··· Given information
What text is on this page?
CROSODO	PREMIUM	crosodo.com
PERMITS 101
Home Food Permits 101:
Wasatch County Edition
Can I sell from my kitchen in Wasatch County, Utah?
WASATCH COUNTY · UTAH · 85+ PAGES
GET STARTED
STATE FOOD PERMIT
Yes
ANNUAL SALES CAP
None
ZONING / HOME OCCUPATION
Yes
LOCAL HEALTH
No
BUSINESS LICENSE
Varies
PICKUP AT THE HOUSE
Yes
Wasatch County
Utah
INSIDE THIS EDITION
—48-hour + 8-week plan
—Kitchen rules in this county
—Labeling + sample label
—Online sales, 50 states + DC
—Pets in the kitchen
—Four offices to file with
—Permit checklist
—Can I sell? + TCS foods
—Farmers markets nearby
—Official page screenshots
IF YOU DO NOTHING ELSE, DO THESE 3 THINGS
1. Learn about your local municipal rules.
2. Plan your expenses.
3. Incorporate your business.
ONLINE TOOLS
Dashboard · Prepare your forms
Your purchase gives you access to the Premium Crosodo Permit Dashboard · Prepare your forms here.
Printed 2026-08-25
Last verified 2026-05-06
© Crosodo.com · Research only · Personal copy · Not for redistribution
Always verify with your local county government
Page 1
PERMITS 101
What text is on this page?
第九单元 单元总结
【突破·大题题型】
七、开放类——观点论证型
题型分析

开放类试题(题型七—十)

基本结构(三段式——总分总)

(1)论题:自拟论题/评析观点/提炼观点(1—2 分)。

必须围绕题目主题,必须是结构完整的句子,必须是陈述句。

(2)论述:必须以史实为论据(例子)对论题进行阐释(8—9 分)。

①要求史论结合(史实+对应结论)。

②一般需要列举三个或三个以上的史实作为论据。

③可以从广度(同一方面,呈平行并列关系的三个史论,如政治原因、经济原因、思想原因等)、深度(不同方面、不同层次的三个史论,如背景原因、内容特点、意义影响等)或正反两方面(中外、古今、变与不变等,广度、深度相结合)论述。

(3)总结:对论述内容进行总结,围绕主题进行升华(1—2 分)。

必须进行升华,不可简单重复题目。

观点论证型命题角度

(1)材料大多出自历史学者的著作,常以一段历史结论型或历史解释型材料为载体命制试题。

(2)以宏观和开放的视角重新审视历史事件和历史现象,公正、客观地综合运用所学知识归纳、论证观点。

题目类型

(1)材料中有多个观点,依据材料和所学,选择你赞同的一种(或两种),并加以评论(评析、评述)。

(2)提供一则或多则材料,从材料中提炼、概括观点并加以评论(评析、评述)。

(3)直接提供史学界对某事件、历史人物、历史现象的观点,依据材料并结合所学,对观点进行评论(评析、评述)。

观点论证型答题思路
······
### Goal
Copy each line from the records above that includes the string "Dashboard".

### The solution
Dashboard · Prepare your forms
Your purchase gives you access to the Premium Crosodo Permit Dashboard · Prepare your forms here.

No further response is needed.